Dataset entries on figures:
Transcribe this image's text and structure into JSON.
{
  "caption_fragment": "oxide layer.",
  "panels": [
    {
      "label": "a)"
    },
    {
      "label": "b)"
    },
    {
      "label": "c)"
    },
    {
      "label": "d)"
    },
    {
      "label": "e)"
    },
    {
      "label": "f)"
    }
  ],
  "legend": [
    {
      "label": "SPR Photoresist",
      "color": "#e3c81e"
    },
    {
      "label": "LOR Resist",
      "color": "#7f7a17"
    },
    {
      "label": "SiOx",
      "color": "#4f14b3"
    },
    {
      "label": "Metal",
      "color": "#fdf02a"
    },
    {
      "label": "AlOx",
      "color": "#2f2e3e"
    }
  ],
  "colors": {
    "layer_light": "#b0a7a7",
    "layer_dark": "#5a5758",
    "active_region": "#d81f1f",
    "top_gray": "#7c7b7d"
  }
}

EXERCISE AIM:
Transcribe the material above word for word.

EXERCISE SOLUTION:
Transcribe this image's text and structure into JSON.
{
  "caption_fragment": "oxide layer.",
  "panels": [
    {
      "label": "a)"
    },
    {
      "label": "b)"
    },
    {
      "label": "c)"
    },
    {
      "label": "d)"
    },
    {
      "label": "e)"
    },
    {
      "label": "f)"
    }
  ],
  "legend": [
    {
      "label": "SPR Photoresist",
      "color": "#e3c81e"
    },
    {
      "label": "LOR Resist",
      "color": "#7f7a17"
    },
    {
      "label": "SiOx",
      "color": "#4f14b3"
    },
    {
      "label": "Metal",
      "color": "#fdf02a"
    },
    {
      "label": "AlOx",
      "color": "#2f2e3e"
    }
  ],
  "colors": {
    "layer_light": "#b0a7a7",
    "layer_dark": "#5a5758",
    "active_region": "#d81f1f",
    "top_gray": "#7c7b7d"
  }
}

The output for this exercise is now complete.